> Rows from a dataset:
-- start --

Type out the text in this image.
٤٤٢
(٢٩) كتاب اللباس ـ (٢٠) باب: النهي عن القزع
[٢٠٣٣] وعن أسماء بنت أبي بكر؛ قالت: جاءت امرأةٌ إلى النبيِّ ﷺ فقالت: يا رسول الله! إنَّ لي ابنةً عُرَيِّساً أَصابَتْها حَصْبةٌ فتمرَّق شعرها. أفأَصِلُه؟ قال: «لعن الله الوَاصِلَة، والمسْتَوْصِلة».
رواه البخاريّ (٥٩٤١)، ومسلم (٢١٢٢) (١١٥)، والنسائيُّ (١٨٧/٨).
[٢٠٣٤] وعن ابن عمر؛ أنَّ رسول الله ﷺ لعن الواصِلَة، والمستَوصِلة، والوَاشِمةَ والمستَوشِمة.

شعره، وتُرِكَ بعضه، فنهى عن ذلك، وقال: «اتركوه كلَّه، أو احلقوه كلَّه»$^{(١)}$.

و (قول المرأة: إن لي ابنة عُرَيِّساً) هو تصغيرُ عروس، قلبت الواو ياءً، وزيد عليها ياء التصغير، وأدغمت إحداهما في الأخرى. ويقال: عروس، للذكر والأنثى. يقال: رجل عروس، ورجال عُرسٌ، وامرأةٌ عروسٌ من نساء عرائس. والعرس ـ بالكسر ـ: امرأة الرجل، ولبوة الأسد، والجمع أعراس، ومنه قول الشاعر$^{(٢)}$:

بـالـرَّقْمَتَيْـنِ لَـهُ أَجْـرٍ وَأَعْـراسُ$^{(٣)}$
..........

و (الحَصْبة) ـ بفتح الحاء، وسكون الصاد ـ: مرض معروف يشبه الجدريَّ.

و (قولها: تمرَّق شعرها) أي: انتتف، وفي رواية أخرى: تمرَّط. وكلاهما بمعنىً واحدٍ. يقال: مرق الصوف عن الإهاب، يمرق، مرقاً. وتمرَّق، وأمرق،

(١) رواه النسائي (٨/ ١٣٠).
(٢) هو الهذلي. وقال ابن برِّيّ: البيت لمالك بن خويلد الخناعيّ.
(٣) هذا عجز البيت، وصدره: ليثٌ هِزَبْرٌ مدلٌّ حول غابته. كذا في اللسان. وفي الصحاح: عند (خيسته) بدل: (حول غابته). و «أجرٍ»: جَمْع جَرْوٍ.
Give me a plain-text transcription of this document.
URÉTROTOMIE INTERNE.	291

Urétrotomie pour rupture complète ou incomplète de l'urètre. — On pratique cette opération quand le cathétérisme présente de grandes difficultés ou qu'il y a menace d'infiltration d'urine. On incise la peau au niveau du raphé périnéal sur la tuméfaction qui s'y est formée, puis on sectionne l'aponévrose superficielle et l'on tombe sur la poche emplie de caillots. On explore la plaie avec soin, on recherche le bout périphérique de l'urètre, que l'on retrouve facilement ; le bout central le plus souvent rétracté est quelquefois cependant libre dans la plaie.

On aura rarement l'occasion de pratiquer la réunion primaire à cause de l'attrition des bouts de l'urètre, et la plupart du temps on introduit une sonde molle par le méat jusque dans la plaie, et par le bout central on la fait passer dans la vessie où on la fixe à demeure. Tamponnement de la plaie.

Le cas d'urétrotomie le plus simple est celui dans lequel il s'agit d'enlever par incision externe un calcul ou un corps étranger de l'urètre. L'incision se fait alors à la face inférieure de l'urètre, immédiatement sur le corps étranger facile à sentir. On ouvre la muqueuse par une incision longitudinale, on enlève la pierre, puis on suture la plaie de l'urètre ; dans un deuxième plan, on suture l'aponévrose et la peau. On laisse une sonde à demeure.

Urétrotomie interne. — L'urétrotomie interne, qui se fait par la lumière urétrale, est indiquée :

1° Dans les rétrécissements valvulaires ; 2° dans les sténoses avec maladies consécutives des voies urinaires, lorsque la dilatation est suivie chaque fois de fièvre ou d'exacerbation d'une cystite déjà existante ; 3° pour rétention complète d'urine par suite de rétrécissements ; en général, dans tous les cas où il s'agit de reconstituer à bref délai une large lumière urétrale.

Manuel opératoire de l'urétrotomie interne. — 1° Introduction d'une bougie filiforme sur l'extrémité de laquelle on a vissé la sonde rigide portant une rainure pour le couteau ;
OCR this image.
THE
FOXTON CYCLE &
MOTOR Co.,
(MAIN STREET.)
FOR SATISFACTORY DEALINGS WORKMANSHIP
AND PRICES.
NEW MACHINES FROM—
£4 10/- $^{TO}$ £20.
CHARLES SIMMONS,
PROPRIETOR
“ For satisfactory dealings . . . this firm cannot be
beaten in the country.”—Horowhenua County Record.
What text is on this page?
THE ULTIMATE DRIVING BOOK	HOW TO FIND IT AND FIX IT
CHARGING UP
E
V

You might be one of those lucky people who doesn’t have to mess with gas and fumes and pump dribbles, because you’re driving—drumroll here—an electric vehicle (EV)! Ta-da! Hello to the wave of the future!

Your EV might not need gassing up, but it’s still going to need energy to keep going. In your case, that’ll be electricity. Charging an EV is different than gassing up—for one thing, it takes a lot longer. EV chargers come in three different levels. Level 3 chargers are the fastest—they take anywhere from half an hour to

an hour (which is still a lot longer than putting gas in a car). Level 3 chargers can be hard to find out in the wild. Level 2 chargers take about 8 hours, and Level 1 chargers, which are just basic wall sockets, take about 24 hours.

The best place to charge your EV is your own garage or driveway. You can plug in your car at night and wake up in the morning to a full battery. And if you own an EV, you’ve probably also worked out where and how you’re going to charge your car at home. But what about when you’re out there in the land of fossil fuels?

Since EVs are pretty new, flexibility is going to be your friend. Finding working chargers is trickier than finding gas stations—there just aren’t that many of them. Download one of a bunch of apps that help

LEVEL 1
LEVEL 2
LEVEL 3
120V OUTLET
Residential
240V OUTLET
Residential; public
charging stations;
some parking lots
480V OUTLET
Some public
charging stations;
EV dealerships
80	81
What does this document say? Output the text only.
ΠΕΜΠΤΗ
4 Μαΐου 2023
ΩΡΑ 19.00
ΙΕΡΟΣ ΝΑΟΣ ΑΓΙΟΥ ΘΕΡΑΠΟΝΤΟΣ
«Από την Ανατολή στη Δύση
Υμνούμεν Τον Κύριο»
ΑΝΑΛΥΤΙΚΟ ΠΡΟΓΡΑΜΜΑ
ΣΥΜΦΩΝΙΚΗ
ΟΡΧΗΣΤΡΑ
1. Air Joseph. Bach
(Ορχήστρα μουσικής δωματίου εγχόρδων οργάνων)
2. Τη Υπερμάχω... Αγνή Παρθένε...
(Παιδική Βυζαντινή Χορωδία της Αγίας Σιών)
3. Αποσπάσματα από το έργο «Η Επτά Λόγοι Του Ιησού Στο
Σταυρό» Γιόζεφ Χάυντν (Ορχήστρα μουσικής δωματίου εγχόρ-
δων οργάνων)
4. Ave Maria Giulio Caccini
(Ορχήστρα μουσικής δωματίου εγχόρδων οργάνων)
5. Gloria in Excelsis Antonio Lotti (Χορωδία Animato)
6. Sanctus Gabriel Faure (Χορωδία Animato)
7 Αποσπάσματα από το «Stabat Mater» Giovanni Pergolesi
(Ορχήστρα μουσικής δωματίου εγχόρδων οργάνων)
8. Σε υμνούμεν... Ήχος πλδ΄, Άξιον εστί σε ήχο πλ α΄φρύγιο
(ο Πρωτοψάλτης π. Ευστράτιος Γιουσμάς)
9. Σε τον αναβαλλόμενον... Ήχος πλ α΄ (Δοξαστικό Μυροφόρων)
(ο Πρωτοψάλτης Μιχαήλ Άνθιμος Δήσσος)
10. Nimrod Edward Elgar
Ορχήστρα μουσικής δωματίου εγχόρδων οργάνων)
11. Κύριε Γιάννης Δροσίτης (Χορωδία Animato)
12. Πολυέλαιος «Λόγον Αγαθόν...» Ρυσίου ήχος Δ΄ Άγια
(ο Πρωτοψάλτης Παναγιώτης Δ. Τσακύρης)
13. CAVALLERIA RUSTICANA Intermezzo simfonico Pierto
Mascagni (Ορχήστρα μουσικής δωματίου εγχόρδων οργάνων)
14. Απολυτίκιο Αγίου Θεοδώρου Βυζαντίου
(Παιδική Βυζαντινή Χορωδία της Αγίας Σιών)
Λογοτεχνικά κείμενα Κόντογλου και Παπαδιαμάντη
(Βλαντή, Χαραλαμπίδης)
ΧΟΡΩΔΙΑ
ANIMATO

-- end --

> Exercise prompt:
Filter the entries down to the lines containing "that". Copy each of those lines.

> Exercise result:
Your EV might not need gassing up, but it’s still going to need energy to keep going. In your case, that’ll be electricity. Charging an EV is different than gassing up—for one thing, it takes a lot longer. EV chargers come in three different levels. Level 3 chargers are the fastest—they take anywhere from half an hour to
Since EVs are pretty new, flexibility is going to be your friend. Finding working chargers is trickier than finding gas stations—there just aren’t that many of them. Download one of a bunch of apps that help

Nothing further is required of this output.